Repeat the listing exactly as given, omitting every image.

- [MATERIALS PROVIDED]:
^^^^^^^^^^^^^^^^

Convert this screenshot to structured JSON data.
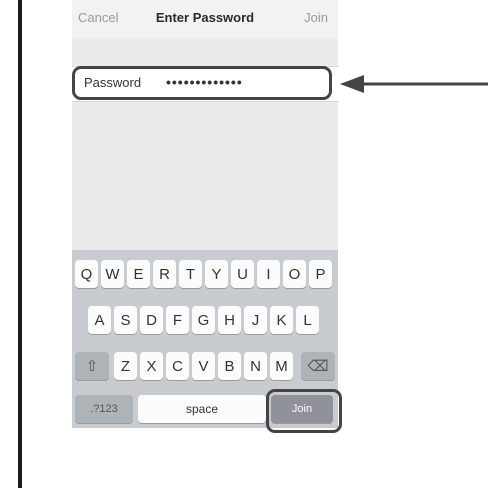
{
  "nav": {
    "cancel": "Cancel",
    "title": "Enter Password",
    "join": "Join"
  },
  "field": {
    "label": "Password",
    "value": "•••••••••••••"
  },
  "keyboard": {
    "row1": [
      "Q",
      "W",
      "E",
      "R",
      "T",
      "Y",
      "U",
      "I",
      "O",
      "P"
    ],
    "row2": [
      "A",
      "S",
      "D",
      "F",
      "G",
      "H",
      "J",
      "K",
      "L"
    ],
    "row3": [
      "Z",
      "X",
      "C",
      "V",
      "B",
      "N",
      "M"
    ],
    "shift": "⇧",
    "delete": "⌫",
    "numbers": ".?123",
    "space": "space",
    "join": "Join"
  }
}
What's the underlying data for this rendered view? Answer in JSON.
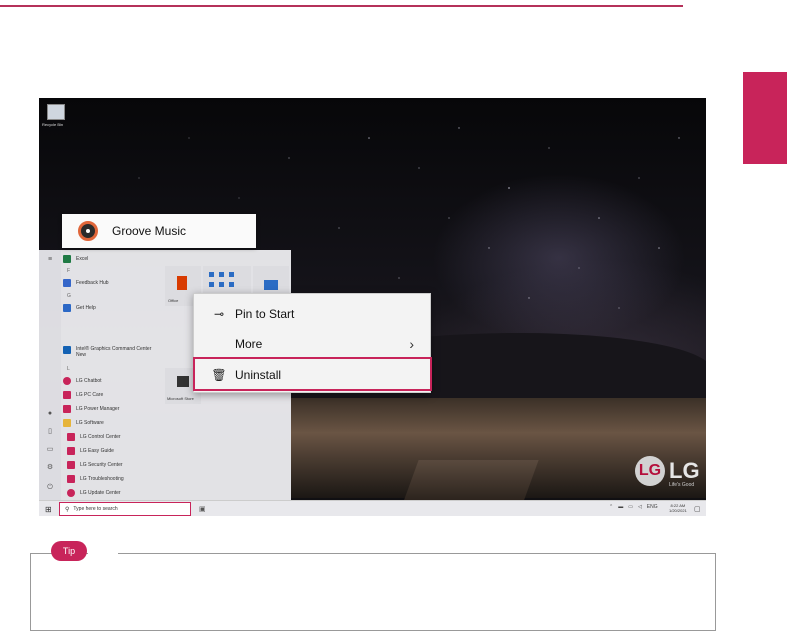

^^^^^^^^^^^^^^^^

- [WRITTEN RESPONSE]:
Convert this screenshot to structured JSON data.
{
  "nav": {
    "cancel": "Cancel",
    "title": "Enter Password",
    "join": "Join"
  },
  "field": {
    "label": "Password",
    "value": "•••••••••••••"
  },
  "keyboard": {
    "row1": [
      "Q",
      "W",
      "E",
      "R",
      "T",
      "Y",
      "U",
      "I",
      "O",
      "P"
    ],
    "row2": [
      "A",
      "S",
      "D",
      "F",
      "G",
      "H",
      "J",
      "K",
      "L"
    ],
    "row3": [
      "Z",
      "X",
      "C",
      "V",
      "B",
      "N",
      "M"
    ],
    "shift": "⇧",
    "delete": "⌫",
    "numbers": ".?123",
    "space": "space",
    "join": "Join"
  }
}
What's the underlying data for this rendered view? Answer in JSON.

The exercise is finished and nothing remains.